- [Written task]: Please print the full listing exactly.

** BEGIN **

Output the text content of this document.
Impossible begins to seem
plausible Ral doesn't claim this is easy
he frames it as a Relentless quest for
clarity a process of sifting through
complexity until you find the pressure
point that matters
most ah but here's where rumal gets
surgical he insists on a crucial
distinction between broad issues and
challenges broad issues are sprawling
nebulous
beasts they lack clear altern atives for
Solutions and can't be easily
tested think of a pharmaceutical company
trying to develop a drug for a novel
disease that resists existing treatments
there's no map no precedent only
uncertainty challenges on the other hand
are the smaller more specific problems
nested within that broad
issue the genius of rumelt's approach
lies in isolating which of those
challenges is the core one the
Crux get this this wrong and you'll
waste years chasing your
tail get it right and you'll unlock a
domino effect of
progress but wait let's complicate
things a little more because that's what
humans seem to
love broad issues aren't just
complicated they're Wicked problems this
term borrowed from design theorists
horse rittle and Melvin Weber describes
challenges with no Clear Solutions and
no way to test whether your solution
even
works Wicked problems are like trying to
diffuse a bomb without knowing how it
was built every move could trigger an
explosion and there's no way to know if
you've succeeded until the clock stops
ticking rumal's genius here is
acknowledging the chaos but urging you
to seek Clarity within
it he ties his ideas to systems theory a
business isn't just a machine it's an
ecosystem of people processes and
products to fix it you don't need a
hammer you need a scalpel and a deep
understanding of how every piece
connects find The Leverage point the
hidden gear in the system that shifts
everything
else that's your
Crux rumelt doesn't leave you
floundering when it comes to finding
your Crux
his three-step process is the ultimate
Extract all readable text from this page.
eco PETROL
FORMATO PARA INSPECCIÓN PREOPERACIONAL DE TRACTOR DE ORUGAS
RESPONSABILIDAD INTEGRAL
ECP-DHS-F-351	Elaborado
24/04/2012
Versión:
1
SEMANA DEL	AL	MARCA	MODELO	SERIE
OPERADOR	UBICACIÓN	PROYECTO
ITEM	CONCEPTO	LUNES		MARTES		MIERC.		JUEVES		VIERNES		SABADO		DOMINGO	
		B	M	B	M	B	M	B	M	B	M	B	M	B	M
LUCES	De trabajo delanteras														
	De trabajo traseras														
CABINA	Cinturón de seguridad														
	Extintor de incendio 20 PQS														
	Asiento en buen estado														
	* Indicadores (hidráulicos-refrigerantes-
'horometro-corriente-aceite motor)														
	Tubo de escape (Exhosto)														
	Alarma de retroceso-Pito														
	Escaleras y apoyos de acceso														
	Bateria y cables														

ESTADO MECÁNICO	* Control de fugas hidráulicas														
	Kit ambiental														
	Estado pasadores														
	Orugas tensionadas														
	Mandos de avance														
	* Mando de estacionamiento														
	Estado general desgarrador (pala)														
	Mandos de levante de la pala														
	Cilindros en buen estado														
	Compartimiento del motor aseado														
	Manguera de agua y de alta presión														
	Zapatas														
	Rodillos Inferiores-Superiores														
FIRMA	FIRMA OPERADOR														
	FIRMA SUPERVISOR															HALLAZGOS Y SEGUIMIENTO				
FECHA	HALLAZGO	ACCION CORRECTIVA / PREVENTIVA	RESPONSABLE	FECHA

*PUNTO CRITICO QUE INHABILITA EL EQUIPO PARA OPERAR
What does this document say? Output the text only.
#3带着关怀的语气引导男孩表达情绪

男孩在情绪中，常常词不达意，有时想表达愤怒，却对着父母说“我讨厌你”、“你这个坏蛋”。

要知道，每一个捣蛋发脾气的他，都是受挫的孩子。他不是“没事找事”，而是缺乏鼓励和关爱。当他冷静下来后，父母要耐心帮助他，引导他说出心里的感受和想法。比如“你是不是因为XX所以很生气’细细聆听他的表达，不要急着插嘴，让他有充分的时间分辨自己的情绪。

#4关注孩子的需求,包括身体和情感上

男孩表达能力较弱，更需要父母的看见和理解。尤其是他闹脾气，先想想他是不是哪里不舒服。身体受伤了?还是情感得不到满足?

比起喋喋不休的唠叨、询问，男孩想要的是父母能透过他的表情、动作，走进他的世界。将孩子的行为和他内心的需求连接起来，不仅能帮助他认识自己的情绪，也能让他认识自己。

** END **

- [Task result]:
Output the text content of this document.
Impossible begins to seem
plausible Ral doesn't claim this is easy
he frames it as a Relentless quest for
clarity a process of sifting through
complexity until you find the pressure
point that matters
most ah but here's where rumal gets
surgical he insists on a crucial
distinction between broad issues and
challenges broad issues are sprawling
nebulous
beasts they lack clear altern atives for
Solutions and can't be easily
tested think of a pharmaceutical company
trying to develop a drug for a novel
disease that resists existing treatments
there's no map no precedent only
uncertainty challenges on the other hand
are the smaller more specific problems
nested within that broad
issue the genius of rumelt's approach
lies in isolating which of those
challenges is the core one the
Crux get this this wrong and you'll
waste years chasing your
tail get it right and you'll unlock a
domino effect of
progress but wait let's complicate
things a little more because that's what
humans seem to
love broad issues aren't just
complicated they're Wicked problems this
term borrowed from design theorists
horse rittle and Melvin Weber describes
challenges with no Clear Solutions and
no way to test whether your solution
even
works Wicked problems are like trying to
diffuse a bomb without knowing how it
was built every move could trigger an
explosion and there's no way to know if
you've succeeded until the clock stops
ticking rumal's genius here is
acknowledging the chaos but urging you
to seek Clarity within
it he ties his ideas to systems theory a
business isn't just a machine it's an
ecosystem of people processes and
products to fix it you don't need a
hammer you need a scalpel and a deep
understanding of how every piece
connects find The Leverage point the
hidden gear in the system that shifts
everything
else that's your
Crux rumelt doesn't leave you
floundering when it comes to finding
your Crux
his three-step process is the ultimate
Extract all readable text from this page.
eco PETROL
FORMATO PARA INSPECCIÓN PREOPERACIONAL DE TRACTOR DE ORUGAS
RESPONSABILIDAD INTEGRAL
ECP-DHS-F-351	Elaborado
24/04/2012
Versión:
1
SEMANA DEL	AL	MARCA	MODELO	SERIE
OPERADOR	UBICACIÓN	PROYECTO
ITEM	CONCEPTO	LUNES		MARTES		MIERC.		JUEVES		VIERNES		SABADO		DOMINGO	
		B	M	B	M	B	M	B	M	B	M	B	M	B	M
LUCES	De trabajo delanteras														
	De trabajo traseras														
CABINA	Cinturón de seguridad														
	Extintor de incendio 20 PQS														
	Asiento en buen estado														
	* Indicadores (hidráulicos-refrigerantes-
'horometro-corriente-aceite motor)														
	Tubo de escape (Exhosto)														
	Alarma de retroceso-Pito														
	Escaleras y apoyos de acceso														
	Bateria y cables														

ESTADO MECÁNICO	* Control de fugas hidráulicas														
	Kit ambiental														
	Estado pasadores														
	Orugas tensionadas														
	Mandos de avance														
	* Mando de estacionamiento														
	Estado general desgarrador (pala)														
	Mandos de levante de la pala														
	Cilindros en buen estado														
	Compartimiento del motor aseado														
	Manguera de agua y de alta presión														
	Zapatas														
	Rodillos Inferiores-Superiores														
FIRMA	FIRMA OPERADOR														
	FIRMA SUPERVISOR															HALLAZGOS Y SEGUIMIENTO				
FECHA	HALLAZGO	ACCION CORRECTIVA / PREVENTIVA	RESPONSABLE	FECHA

*PUNTO CRITICO QUE INHABILITA EL EQUIPO PARA OPERAR
What does this document say? Output the text only.
#3带着关怀的语气引导男孩表达情绪

男孩在情绪中，常常词不达意，有时想表达愤怒，却对着父母说“我讨厌你”、“你这个坏蛋”。

要知道，每一个捣蛋发脾气的他，都是受挫的孩子。他不是“没事找事”，而是缺乏鼓励和关爱。当他冷静下来后，父母要耐心帮助他，引导他说出心里的感受和想法。比如“你是不是因为XX所以很生气’细细聆听他的表达，不要急着插嘴，让他有充分的时间分辨自己的情绪。

#4关注孩子的需求,包括身体和情感上

男孩表达能力较弱，更需要父母的看见和理解。尤其是他闹脾气，先想想他是不是哪里不舒服。身体受伤了?还是情感得不到满足?

比起喋喋不休的唠叨、询问，男孩想要的是父母能透过他的表情、动作，走进他的世界。将孩子的行为和他内心的需求连接起来，不仅能帮助他认识自己的情绪，也能让他认识自己。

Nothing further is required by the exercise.